Copy each line below exactly and leave the pictures out.
####
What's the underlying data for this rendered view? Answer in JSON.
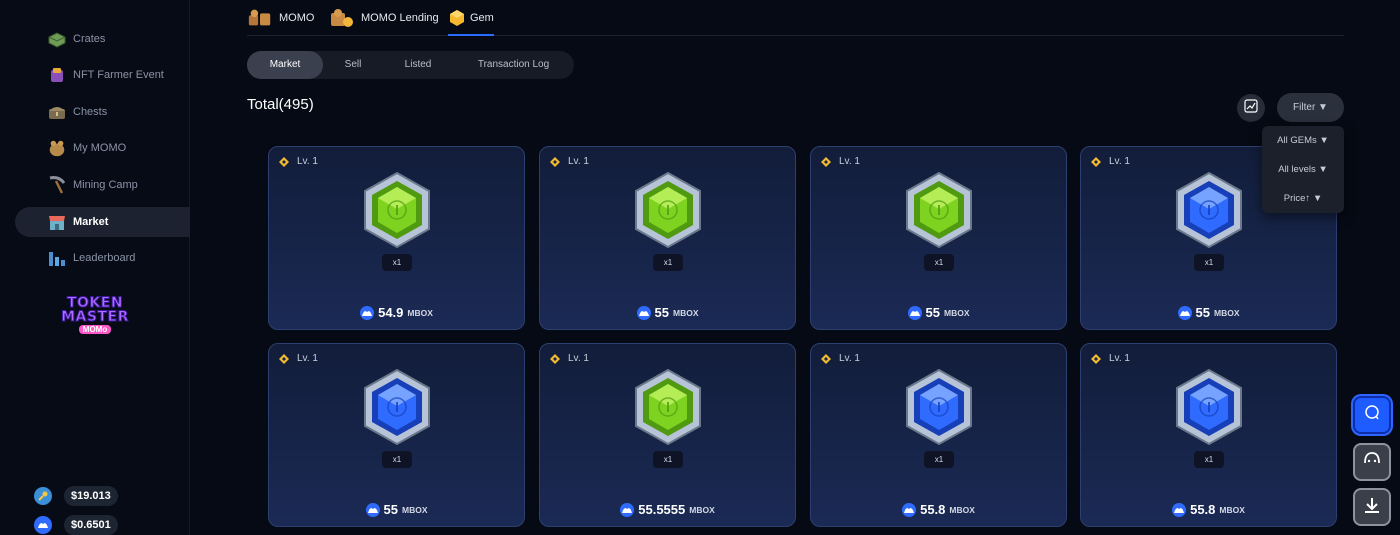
{
  "sidebar": {
    "items": [
      {
        "label": "Crates",
        "icon": "crate-icon",
        "active": false
      },
      {
        "label": "NFT Farmer Event",
        "icon": "farmer-event-icon",
        "active": false
      },
      {
        "label": "Chests",
        "icon": "chest-icon",
        "active": false
      },
      {
        "label": "My MOMO",
        "icon": "momo-icon",
        "active": false
      },
      {
        "label": "Mining Camp",
        "icon": "mining-camp-icon",
        "active": false
      },
      {
        "label": "Market",
        "icon": "market-icon",
        "active": true
      },
      {
        "label": "Leaderboard",
        "icon": "leaderboard-icon",
        "active": false
      }
    ],
    "logo": {
      "line1": "TOKEN",
      "line2": "MASTER",
      "line3": "MOMo"
    },
    "prices": [
      {
        "icon": "key-coin-icon",
        "value": "$19.013"
      },
      {
        "icon": "mbox-coin-icon",
        "value": "$0.6501"
      }
    ]
  },
  "top_tabs": [
    {
      "label": "MOMO",
      "active": false
    },
    {
      "label": "MOMO Lending",
      "active": false
    },
    {
      "label": "Gem",
      "active": true
    }
  ],
  "sub_tabs": [
    {
      "label": "Market",
      "active": true
    },
    {
      "label": "Sell",
      "active": false
    },
    {
      "label": "Listed",
      "active": false
    },
    {
      "label": "Transaction Log",
      "active": false
    }
  ],
  "total_label": "Total(495)",
  "filter": {
    "label": "Filter ▼",
    "options": [
      "All GEMs ▼",
      "All levels ▼",
      "Price↑ ▼"
    ]
  },
  "cards": [
    {
      "level": "Lv. 1",
      "gem_color": "green",
      "qty": "x1",
      "price": "54.9",
      "unit": "MBOX"
    },
    {
      "level": "Lv. 1",
      "gem_color": "green",
      "qty": "x1",
      "price": "55",
      "unit": "MBOX"
    },
    {
      "level": "Lv. 1",
      "gem_color": "green",
      "qty": "x1",
      "price": "55",
      "unit": "MBOX"
    },
    {
      "level": "Lv. 1",
      "gem_color": "blue",
      "qty": "x1",
      "price": "55",
      "unit": "MBOX"
    },
    {
      "level": "Lv. 1",
      "gem_color": "blue",
      "qty": "x1",
      "price": "55",
      "unit": "MBOX"
    },
    {
      "level": "Lv. 1",
      "gem_color": "green",
      "qty": "x1",
      "price": "55.5555",
      "unit": "MBOX"
    },
    {
      "level": "Lv. 1",
      "gem_color": "blue",
      "qty": "x1",
      "price": "55.8",
      "unit": "MBOX"
    },
    {
      "level": "Lv. 1",
      "gem_color": "blue",
      "qty": "x1",
      "price": "55.8",
      "unit": "MBOX"
    }
  ],
  "colors": {
    "accent": "#2a6cff",
    "gem_green": "#7ed321",
    "gem_blue": "#2f6bff",
    "card_bg": "#17234a",
    "bnb_gold": "#f3ba2f"
  },
  "fab": [
    "chat-icon",
    "support-icon",
    "download-icon"
  ]
}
####
● **FINAL RESULT**
What's the underlying data for this rendered view? Answer in JSON.
{
  "sidebar": {
    "items": [
      {
        "label": "Crates",
        "icon": "crate-icon",
        "active": false
      },
      {
        "label": "NFT Farmer Event",
        "icon": "farmer-event-icon",
        "active": false
      },
      {
        "label": "Chests",
        "icon": "chest-icon",
        "active": false
      },
      {
        "label": "My MOMO",
        "icon": "momo-icon",
        "active": false
      },
      {
        "label": "Mining Camp",
        "icon": "mining-camp-icon",
        "active": false
      },
      {
        "label": "Market",
        "icon": "market-icon",
        "active": true
      },
      {
        "label": "Leaderboard",
        "icon": "leaderboard-icon",
        "active": false
      }
    ],
    "logo": {
      "line1": "TOKEN",
      "line2": "MASTER",
      "line3": "MOMo"
    },
    "prices": [
      {
        "icon": "key-coin-icon",
        "value": "$19.013"
      },
      {
        "icon": "mbox-coin-icon",
        "value": "$0.6501"
      }
    ]
  },
  "top_tabs": [
    {
      "label": "MOMO",
      "active": false
    },
    {
      "label": "MOMO Lending",
      "active": false
    },
    {
      "label": "Gem",
      "active": true
    }
  ],
  "sub_tabs": [
    {
      "label": "Market",
      "active": true
    },
    {
      "label": "Sell",
      "active": false
    },
    {
      "label": "Listed",
      "active": false
    },
    {
      "label": "Transaction Log",
      "active": false
    }
  ],
  "total_label": "Total(495)",
  "filter": {
    "label": "Filter ▼",
    "options": [
      "All GEMs ▼",
      "All levels ▼",
      "Price↑ ▼"
    ]
  },
  "cards": [
    {
      "level": "Lv. 1",
      "gem_color": "green",
      "qty": "x1",
      "price": "54.9",
      "unit": "MBOX"
    },
    {
      "level": "Lv. 1",
      "gem_color": "green",
      "qty": "x1",
      "price": "55",
      "unit": "MBOX"
    },
    {
      "level": "Lv. 1",
      "gem_color": "green",
      "qty": "x1",
      "price": "55",
      "unit": "MBOX"
    },
    {
      "level": "Lv. 1",
      "gem_color": "blue",
      "qty": "x1",
      "price": "55",
      "unit": "MBOX"
    },
    {
      "level": "Lv. 1",
      "gem_color": "blue",
      "qty": "x1",
      "price": "55",
      "unit": "MBOX"
    },
    {
      "level": "Lv. 1",
      "gem_color": "green",
      "qty": "x1",
      "price": "55.5555",
      "unit": "MBOX"
    },
    {
      "level": "Lv. 1",
      "gem_color": "blue",
      "qty": "x1",
      "price": "55.8",
      "unit": "MBOX"
    },
    {
      "level": "Lv. 1",
      "gem_color": "blue",
      "qty": "x1",
      "price": "55.8",
      "unit": "MBOX"
    }
  ],
  "colors": {
    "accent": "#2a6cff",
    "gem_green": "#7ed321",
    "gem_blue": "#2f6bff",
    "card_bg": "#17234a",
    "bnb_gold": "#f3ba2f"
  },
  "fab": [
    "chat-icon",
    "support-icon",
    "download-icon"
  ]
}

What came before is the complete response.